◆ Work to complete ◆
Gather, from the data below, each line in which the word "cộng" occurs.

━━━━━━━━

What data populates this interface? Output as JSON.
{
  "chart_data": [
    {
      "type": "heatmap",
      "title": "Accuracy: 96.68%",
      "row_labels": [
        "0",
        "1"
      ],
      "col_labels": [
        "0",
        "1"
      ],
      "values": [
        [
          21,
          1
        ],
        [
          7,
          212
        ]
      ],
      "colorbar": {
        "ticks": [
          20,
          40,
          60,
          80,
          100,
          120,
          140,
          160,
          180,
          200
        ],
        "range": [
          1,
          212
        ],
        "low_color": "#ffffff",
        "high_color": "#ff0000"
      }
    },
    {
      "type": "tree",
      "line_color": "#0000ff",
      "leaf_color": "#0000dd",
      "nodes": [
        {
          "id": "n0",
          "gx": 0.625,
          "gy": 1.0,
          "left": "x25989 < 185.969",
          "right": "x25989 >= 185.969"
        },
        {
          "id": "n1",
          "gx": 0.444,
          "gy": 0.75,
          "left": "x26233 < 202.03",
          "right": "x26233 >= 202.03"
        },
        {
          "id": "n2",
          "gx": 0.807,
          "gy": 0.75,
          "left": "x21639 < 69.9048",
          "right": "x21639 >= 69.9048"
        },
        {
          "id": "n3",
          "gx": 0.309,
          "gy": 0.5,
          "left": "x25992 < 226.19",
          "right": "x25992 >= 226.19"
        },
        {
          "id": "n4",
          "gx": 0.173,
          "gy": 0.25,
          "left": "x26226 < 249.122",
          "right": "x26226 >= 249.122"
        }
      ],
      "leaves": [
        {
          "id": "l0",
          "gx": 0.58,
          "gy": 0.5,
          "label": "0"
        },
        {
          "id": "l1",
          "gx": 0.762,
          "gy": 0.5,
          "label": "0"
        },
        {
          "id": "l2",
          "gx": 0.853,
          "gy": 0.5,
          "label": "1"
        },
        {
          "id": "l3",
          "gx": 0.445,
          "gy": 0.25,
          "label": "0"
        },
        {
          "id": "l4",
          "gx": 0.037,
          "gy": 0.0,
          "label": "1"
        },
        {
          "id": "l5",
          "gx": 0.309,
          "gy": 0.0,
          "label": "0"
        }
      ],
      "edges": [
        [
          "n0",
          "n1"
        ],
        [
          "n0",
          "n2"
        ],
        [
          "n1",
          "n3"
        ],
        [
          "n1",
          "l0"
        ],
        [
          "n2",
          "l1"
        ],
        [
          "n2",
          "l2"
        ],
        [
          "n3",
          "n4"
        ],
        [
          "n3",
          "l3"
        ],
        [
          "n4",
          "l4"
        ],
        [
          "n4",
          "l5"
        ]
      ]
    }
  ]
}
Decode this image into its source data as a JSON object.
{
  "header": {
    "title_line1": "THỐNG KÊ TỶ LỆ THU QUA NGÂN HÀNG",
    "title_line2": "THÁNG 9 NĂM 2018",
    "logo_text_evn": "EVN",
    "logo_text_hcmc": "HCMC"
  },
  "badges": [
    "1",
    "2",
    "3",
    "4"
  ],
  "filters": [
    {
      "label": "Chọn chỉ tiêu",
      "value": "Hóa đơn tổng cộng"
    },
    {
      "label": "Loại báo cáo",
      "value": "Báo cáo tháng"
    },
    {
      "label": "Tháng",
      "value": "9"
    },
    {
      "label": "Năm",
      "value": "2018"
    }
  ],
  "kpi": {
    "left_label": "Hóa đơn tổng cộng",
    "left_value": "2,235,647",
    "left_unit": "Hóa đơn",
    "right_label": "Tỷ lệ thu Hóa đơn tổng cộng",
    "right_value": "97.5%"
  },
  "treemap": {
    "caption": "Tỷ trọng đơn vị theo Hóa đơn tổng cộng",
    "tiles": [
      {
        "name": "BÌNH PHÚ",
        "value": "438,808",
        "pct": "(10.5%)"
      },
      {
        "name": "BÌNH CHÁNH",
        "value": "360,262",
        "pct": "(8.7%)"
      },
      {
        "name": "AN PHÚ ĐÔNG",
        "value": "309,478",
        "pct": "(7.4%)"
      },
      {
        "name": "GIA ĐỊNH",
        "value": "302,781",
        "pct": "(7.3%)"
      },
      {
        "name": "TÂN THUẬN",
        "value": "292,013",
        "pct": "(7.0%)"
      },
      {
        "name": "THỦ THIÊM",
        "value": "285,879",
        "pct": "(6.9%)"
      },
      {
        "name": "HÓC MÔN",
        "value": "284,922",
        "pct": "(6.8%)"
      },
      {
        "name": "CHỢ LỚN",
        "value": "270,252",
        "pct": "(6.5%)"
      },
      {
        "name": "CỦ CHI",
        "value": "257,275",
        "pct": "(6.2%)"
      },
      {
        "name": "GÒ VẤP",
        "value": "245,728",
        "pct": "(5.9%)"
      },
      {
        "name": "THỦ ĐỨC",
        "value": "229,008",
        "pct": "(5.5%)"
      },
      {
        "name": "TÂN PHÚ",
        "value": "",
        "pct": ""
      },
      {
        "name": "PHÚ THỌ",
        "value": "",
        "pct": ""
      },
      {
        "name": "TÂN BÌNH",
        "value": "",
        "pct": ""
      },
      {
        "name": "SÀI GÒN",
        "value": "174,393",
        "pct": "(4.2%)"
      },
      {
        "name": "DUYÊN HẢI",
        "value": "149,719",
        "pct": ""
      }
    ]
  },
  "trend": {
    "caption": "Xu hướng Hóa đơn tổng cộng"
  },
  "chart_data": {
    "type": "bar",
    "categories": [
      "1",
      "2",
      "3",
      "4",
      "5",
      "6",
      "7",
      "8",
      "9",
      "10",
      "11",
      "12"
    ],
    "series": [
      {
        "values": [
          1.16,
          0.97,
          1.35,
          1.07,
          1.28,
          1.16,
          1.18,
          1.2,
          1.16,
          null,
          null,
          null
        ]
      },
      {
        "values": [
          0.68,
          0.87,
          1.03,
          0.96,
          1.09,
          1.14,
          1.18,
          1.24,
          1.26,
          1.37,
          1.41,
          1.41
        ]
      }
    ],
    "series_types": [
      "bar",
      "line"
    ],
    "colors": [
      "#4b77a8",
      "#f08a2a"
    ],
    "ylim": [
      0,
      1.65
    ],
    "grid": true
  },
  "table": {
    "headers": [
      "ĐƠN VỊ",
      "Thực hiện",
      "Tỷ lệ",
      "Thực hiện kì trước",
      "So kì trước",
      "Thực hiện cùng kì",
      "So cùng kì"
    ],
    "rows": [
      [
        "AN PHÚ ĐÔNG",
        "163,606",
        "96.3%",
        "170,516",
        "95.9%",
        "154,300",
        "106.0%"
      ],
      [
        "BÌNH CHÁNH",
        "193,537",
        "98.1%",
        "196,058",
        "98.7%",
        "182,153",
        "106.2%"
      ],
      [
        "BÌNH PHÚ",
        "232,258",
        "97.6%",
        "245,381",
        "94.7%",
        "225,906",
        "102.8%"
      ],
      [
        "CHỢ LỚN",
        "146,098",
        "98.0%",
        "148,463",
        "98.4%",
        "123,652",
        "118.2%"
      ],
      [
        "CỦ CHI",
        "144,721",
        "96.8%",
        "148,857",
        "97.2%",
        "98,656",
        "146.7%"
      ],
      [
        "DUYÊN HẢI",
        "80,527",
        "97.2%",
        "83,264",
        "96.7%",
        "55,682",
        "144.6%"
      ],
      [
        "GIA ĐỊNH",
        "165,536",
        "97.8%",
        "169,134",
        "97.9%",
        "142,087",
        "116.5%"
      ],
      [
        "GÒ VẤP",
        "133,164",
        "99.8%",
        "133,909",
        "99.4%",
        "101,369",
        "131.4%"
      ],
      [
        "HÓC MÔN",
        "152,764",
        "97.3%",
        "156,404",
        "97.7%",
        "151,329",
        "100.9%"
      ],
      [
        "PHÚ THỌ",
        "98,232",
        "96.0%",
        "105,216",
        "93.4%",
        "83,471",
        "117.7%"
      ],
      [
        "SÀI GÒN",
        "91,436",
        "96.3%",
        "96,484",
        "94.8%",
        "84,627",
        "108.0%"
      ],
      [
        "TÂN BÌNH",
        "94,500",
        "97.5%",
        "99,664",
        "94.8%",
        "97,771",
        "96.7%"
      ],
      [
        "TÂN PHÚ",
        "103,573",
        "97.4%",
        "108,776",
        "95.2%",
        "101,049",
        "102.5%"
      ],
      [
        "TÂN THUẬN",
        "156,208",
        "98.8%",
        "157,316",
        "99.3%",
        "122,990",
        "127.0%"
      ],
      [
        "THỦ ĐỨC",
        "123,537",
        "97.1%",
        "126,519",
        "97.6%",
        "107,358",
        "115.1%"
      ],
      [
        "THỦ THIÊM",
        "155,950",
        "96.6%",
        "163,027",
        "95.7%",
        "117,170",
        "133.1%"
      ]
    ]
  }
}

━━━━━━━━

◆ Solution ◆
      "value": "Hóa đơn tổng cộng"
    "left_label": "Hóa đơn tổng cộng",
    "right_label": "Tỷ lệ thu Hóa đơn tổng cộng",
    "caption": "Tỷ trọng đơn vị theo Hóa đơn tổng cộng",
    "caption": "Xu hướng Hóa đơn tổng cộng"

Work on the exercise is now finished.